What the task asks
Identify all lines below that hold "color" and collect them.

Source records
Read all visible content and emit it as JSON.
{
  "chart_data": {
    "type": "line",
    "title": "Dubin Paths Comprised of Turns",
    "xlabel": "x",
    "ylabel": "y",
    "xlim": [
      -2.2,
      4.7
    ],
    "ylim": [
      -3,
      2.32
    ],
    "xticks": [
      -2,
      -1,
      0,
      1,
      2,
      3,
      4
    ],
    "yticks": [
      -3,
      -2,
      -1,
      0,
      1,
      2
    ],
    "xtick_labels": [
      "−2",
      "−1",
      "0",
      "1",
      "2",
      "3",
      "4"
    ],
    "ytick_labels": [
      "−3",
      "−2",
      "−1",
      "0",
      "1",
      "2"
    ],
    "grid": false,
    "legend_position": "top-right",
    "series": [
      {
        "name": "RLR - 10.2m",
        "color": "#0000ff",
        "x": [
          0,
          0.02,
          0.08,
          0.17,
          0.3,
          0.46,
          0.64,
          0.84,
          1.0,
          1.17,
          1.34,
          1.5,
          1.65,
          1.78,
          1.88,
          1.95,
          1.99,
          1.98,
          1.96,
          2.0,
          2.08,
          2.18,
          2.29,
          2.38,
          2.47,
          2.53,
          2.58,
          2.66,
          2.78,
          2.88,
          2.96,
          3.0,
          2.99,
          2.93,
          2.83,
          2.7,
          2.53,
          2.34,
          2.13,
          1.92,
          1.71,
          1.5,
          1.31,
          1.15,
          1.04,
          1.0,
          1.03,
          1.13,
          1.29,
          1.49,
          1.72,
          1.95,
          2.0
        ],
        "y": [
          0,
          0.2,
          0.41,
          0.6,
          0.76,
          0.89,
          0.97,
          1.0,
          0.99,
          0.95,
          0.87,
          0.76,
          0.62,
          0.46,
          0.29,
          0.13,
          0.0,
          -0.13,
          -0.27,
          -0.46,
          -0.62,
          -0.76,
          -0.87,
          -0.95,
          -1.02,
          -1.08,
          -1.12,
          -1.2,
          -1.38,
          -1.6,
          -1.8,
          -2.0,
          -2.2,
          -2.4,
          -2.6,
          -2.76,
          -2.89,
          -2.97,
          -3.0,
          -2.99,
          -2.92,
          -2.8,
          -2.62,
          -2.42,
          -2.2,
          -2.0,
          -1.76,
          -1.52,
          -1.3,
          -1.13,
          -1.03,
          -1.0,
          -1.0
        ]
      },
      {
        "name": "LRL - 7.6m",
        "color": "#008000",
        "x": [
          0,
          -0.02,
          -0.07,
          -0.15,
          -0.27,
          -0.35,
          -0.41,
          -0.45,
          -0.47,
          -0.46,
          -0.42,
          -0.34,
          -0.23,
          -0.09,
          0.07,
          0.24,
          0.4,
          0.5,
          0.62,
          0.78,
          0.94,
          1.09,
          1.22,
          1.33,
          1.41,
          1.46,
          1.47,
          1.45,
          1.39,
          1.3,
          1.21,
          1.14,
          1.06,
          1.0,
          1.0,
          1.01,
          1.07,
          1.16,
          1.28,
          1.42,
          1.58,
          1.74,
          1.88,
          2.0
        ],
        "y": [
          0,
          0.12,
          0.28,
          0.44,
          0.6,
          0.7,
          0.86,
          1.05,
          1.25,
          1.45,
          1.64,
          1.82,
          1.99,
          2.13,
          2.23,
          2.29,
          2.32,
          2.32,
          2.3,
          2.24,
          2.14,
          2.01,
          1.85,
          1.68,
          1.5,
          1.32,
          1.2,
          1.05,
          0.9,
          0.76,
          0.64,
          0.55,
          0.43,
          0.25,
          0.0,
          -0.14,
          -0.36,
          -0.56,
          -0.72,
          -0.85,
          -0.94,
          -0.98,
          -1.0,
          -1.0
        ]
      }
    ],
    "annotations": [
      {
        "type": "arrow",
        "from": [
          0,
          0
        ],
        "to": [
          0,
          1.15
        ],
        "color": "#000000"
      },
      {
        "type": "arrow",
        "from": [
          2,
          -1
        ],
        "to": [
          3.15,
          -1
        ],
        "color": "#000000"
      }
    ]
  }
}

Worked solution
        "color": "#0000ff",
        "color": "#008000",
        "color": "#000000"
        "color": "#000000"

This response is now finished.